## GIVEN INSTRUCTION:
State only the number of lines that include "suffixes".
══ SUPPLIED MATERIAL
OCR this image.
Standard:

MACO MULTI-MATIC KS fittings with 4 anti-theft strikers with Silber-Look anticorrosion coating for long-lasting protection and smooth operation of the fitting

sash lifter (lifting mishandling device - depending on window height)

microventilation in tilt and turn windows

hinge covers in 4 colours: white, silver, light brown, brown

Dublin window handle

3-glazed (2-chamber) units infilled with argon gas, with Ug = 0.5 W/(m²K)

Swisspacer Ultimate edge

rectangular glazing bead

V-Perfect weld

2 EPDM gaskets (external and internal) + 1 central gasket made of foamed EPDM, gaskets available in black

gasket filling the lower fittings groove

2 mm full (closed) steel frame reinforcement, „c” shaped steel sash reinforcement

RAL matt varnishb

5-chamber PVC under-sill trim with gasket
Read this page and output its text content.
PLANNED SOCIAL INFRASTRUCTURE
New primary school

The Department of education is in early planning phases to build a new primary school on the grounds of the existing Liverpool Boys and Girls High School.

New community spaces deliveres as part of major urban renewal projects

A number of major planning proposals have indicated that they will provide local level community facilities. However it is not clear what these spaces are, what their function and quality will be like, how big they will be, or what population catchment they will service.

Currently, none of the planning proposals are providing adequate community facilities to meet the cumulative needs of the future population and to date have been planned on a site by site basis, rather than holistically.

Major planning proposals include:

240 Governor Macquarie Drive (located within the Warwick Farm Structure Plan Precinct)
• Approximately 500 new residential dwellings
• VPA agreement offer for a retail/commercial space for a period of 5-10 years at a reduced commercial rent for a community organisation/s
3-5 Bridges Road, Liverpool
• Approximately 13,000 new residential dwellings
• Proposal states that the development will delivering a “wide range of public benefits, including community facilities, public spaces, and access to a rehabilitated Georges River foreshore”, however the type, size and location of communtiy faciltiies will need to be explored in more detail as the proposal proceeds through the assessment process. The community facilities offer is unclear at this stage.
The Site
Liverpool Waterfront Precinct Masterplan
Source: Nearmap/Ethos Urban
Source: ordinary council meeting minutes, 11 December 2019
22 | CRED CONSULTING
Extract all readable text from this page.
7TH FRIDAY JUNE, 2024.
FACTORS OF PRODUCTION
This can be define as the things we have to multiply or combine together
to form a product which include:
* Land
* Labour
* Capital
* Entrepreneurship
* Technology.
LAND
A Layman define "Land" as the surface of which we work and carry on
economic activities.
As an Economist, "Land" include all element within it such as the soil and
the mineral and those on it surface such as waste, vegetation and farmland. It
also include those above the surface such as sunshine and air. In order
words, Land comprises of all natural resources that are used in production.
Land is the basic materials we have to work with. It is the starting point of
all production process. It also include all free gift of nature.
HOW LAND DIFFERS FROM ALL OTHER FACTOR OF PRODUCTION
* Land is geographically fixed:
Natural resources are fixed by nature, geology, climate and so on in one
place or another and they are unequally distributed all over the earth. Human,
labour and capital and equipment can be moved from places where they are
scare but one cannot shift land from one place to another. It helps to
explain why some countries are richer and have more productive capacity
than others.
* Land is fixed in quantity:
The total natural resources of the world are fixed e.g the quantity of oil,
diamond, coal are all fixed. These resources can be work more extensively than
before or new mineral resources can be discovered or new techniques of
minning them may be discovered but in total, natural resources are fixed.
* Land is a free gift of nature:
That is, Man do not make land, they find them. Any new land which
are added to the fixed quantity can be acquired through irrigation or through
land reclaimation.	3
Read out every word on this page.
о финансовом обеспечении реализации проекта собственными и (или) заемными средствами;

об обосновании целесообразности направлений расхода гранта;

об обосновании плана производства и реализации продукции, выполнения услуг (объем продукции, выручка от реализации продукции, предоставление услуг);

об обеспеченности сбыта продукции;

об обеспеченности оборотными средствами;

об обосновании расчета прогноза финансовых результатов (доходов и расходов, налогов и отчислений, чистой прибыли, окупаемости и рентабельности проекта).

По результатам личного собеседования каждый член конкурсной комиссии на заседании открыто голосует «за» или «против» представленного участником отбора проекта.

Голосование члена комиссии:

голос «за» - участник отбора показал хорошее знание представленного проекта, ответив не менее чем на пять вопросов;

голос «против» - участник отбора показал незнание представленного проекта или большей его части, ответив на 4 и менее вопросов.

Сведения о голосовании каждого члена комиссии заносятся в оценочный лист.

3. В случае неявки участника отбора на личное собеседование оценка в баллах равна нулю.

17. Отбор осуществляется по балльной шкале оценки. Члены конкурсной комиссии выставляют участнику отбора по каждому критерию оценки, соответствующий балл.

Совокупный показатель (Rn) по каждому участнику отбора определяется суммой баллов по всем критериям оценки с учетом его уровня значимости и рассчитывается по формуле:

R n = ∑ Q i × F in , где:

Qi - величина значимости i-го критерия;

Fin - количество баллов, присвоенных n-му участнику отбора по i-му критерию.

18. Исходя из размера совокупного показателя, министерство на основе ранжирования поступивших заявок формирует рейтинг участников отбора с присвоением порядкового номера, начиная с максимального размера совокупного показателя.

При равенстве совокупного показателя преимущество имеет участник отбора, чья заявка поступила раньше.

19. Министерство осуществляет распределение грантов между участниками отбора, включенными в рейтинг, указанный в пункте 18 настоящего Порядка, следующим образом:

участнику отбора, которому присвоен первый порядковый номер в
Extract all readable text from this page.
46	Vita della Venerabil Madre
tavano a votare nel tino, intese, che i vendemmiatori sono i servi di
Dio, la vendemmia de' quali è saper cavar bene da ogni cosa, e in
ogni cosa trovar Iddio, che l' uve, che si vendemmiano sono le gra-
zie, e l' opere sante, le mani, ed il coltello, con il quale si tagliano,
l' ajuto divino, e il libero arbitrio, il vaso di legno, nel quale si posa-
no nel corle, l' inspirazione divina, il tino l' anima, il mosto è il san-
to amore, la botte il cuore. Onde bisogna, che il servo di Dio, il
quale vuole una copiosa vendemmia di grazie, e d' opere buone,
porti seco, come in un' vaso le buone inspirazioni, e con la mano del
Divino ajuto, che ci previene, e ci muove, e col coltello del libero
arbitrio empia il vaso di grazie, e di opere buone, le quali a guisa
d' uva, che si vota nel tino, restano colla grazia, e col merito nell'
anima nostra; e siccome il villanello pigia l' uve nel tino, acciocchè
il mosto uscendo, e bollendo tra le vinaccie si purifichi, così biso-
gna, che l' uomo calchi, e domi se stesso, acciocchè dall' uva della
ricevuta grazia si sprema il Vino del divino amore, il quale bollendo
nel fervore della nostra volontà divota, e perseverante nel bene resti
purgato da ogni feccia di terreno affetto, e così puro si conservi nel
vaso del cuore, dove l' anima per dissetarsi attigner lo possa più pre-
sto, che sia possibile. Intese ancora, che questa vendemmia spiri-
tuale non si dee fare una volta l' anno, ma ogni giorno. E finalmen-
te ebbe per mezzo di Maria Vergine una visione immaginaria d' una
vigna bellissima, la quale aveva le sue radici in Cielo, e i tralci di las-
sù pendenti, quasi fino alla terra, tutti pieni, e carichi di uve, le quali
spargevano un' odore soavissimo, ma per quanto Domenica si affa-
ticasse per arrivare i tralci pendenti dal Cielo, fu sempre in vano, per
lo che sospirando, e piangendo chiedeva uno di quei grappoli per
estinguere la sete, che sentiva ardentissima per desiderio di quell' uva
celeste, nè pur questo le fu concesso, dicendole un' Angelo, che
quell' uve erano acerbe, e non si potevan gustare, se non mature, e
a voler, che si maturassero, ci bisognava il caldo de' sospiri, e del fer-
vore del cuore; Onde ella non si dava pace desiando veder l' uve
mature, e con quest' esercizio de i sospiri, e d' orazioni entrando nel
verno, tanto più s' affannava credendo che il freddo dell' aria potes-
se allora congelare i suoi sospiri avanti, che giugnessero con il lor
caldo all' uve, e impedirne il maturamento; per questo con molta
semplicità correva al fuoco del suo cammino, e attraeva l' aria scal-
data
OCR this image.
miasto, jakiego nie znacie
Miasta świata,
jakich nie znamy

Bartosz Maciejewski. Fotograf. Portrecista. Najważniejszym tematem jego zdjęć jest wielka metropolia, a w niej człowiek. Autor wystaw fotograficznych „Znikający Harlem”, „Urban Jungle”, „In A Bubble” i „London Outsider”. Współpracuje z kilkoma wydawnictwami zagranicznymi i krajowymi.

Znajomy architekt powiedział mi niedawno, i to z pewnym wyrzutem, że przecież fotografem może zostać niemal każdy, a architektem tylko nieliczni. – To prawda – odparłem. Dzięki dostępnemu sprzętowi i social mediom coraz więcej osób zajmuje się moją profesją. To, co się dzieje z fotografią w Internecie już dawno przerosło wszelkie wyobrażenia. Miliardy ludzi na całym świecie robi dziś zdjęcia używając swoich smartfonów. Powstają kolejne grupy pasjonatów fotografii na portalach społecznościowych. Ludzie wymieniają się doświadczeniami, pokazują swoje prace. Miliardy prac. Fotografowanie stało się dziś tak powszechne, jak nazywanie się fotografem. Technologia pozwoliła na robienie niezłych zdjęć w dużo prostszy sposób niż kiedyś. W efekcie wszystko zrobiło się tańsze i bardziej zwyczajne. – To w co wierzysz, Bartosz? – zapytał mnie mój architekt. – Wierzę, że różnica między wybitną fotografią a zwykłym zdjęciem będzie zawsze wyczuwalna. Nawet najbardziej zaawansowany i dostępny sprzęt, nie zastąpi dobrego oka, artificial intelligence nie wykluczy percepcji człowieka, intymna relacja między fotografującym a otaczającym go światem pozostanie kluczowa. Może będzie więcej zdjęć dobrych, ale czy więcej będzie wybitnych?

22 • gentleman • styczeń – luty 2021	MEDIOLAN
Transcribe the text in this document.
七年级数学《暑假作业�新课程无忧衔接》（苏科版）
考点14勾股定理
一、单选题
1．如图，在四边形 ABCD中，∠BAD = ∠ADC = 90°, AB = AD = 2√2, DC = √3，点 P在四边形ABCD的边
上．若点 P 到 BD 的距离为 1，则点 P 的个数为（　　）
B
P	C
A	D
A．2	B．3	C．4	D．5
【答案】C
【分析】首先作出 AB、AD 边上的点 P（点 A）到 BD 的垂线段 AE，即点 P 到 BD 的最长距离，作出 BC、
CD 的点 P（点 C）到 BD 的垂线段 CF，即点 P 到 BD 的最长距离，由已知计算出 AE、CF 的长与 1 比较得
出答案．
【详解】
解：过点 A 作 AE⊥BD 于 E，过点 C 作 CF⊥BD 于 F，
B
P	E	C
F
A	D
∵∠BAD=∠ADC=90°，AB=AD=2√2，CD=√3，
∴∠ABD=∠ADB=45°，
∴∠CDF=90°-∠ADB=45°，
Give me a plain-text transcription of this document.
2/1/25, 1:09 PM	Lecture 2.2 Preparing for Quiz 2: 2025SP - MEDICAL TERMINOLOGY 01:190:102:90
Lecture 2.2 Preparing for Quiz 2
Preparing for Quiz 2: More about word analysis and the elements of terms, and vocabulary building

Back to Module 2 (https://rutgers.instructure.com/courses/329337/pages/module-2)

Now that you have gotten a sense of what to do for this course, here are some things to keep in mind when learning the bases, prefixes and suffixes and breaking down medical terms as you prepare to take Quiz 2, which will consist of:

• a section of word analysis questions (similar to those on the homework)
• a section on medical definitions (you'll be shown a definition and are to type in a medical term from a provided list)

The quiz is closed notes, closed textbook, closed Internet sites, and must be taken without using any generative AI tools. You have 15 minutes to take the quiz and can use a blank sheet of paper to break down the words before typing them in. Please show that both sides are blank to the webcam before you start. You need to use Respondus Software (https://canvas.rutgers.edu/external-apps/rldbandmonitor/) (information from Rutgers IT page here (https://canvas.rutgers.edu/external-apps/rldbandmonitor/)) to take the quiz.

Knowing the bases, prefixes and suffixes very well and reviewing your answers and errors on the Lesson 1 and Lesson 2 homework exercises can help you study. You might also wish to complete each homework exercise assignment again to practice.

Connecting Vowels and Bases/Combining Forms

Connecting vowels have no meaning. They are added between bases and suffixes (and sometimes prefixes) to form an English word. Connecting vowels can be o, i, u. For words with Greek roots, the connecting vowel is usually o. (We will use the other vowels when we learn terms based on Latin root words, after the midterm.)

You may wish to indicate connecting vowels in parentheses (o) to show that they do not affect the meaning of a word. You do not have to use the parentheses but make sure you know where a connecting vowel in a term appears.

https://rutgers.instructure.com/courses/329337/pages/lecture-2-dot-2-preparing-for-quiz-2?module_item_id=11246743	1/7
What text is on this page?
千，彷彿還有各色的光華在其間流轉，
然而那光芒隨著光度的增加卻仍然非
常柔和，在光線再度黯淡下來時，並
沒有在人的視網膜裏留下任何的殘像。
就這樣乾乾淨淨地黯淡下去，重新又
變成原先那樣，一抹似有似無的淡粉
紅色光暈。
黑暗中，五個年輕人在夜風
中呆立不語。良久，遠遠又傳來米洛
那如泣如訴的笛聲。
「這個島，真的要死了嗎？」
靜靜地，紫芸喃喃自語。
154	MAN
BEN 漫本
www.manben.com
════
## THE REPLY:
3